What is asked - Give a verbatim quotation of every record.
══ Materials provided
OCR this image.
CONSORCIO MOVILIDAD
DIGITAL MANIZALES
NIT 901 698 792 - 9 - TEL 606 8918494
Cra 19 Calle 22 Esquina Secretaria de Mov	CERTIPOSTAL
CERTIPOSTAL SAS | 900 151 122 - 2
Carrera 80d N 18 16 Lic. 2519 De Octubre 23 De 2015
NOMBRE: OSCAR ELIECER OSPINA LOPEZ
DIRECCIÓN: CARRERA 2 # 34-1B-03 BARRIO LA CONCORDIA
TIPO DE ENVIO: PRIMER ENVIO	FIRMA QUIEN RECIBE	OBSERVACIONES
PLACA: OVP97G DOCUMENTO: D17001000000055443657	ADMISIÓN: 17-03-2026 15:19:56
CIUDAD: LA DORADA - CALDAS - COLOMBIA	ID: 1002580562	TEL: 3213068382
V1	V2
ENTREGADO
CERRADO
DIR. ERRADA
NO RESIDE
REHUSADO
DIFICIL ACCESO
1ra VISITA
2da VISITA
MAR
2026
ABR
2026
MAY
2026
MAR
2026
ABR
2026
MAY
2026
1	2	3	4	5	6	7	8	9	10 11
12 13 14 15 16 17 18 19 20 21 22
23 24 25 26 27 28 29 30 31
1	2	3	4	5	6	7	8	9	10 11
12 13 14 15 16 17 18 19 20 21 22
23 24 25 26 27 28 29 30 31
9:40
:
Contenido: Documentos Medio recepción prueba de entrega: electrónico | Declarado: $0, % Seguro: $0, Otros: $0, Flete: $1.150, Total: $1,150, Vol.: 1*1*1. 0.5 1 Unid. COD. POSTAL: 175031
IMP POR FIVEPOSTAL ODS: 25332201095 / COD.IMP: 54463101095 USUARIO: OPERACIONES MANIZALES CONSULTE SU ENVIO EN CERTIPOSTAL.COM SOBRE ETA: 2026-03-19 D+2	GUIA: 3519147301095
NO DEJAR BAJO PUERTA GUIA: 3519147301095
════
Response for this exercise -
OCR this image.
CONSORCIO MOVILIDAD
DIGITAL MANIZALES
NIT 901 698 792 - 9 - TEL 606 8918494
Cra 19 Calle 22 Esquina Secretaria de Mov	CERTIPOSTAL
CERTIPOSTAL SAS | 900 151 122 - 2
Carrera 80d N 18 16 Lic. 2519 De Octubre 23 De 2015
NOMBRE: OSCAR ELIECER OSPINA LOPEZ
DIRECCIÓN: CARRERA 2 # 34-1B-03 BARRIO LA CONCORDIA
TIPO DE ENVIO: PRIMER ENVIO	FIRMA QUIEN RECIBE	OBSERVACIONES
PLACA: OVP97G DOCUMENTO: D17001000000055443657	ADMISIÓN: 17-03-2026 15:19:56
CIUDAD: LA DORADA - CALDAS - COLOMBIA	ID: 1002580562	TEL: 3213068382
V1	V2
ENTREGADO
CERRADO
DIR. ERRADA
NO RESIDE
REHUSADO
DIFICIL ACCESO
1ra VISITA
2da VISITA
MAR
2026
ABR
2026
MAY
2026
MAR
2026
ABR
2026
MAY
2026
1	2	3	4	5	6	7	8	9	10 11
12 13 14 15 16 17 18 19 20 21 22
23 24 25 26 27 28 29 30 31
1	2	3	4	5	6	7	8	9	10 11
12 13 14 15 16 17 18 19 20 21 22
23 24 25 26 27 28 29 30 31
9:40
:
Contenido: Documentos Medio recepción prueba de entrega: electrónico | Declarado: $0, % Seguro: $0, Otros: $0, Flete: $1.150, Total: $1,150, Vol.: 1*1*1. 0.5 1 Unid. COD. POSTAL: 175031
IMP POR FIVEPOSTAL ODS: 25332201095 / COD.IMP: 54463101095 USUARIO: OPERACIONES MANIZALES CONSULTE SU ENVIO EN CERTIPOSTAL.COM SOBRE ETA: 2026-03-19 D+2	GUIA: 3519147301095
NO DEJAR BAJO PUERTA GUIA: 3519147301095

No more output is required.